STATED EXERCISE: Reproduce exactly the lines beginning with the line that contains "Read all visible content and emit it as JSON." and ending at the final line of the material below.

———

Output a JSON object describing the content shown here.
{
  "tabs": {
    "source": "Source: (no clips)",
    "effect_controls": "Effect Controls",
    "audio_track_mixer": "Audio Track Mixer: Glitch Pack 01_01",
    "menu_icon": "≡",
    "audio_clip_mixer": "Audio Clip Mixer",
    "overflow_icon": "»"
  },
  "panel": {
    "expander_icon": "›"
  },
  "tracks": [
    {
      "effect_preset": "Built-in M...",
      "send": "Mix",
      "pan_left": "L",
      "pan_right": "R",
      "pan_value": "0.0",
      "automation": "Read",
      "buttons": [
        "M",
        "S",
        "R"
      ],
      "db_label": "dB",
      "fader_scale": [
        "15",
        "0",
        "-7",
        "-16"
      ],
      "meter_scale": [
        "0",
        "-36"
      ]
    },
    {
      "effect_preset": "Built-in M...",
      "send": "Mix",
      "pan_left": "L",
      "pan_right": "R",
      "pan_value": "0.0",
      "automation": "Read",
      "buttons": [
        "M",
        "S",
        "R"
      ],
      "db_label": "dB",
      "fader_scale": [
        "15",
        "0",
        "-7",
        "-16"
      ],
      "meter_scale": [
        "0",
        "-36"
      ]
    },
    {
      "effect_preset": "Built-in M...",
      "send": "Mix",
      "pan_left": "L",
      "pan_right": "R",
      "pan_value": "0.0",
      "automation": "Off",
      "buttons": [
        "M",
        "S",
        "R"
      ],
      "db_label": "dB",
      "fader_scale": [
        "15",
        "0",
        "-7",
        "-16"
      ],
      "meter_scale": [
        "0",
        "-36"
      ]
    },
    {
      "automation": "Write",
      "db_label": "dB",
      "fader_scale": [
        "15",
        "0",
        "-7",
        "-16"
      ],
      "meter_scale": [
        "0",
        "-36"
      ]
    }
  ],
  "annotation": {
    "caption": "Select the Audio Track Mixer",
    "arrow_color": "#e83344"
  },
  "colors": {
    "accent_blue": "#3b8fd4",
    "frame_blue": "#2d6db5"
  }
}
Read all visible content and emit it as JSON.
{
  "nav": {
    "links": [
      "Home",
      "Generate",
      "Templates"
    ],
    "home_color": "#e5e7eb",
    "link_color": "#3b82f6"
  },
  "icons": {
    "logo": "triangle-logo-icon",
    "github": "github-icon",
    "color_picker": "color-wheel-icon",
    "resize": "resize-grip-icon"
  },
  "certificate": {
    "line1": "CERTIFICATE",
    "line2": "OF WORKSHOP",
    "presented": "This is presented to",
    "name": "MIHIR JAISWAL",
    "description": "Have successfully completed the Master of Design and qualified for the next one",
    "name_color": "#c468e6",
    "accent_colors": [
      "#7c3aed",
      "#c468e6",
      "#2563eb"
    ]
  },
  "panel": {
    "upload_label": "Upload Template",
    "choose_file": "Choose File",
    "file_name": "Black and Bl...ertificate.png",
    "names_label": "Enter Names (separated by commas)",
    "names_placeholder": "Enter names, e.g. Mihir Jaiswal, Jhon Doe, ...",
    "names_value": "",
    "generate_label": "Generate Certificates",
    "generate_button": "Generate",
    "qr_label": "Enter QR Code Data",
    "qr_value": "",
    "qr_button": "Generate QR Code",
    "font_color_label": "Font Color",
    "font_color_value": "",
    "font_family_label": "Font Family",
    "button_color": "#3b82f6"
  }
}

———

SOLUTION FOR THIS TASK:
Read all visible content and emit it as JSON.
{
  "nav": {
    "links": [
      "Home",
      "Generate",
      "Templates"
    ],
    "home_color": "#e5e7eb",
    "link_color": "#3b82f6"
  },
  "icons": {
    "logo": "triangle-logo-icon",
    "github": "github-icon",
    "color_picker": "color-wheel-icon",
    "resize": "resize-grip-icon"
  },
  "certificate": {
    "line1": "CERTIFICATE",
    "line2": "OF WORKSHOP",
    "presented": "This is presented to",
    "name": "MIHIR JAISWAL",
    "description": "Have successfully completed the Master of Design and qualified for the next one",
    "name_color": "#c468e6",
    "accent_colors": [
      "#7c3aed",
      "#c468e6",
      "#2563eb"
    ]
  },
  "panel": {
    "upload_label": "Upload Template",
    "choose_file": "Choose File",
    "file_name": "Black and Bl...ertificate.png",
    "names_label": "Enter Names (separated by commas)",
    "names_placeholder": "Enter names, e.g. Mihir Jaiswal, Jhon Doe, ...",
    "names_value": "",
    "generate_label": "Generate Certificates",
    "generate_button": "Generate",
    "qr_label": "Enter QR Code Data",
    "qr_value": "",
    "qr_button": "Generate QR Code",
    "font_color_label": "Font Color",
    "font_color_value": "",
    "font_family_label": "Font Family",
    "button_color": "#3b82f6"
  }
}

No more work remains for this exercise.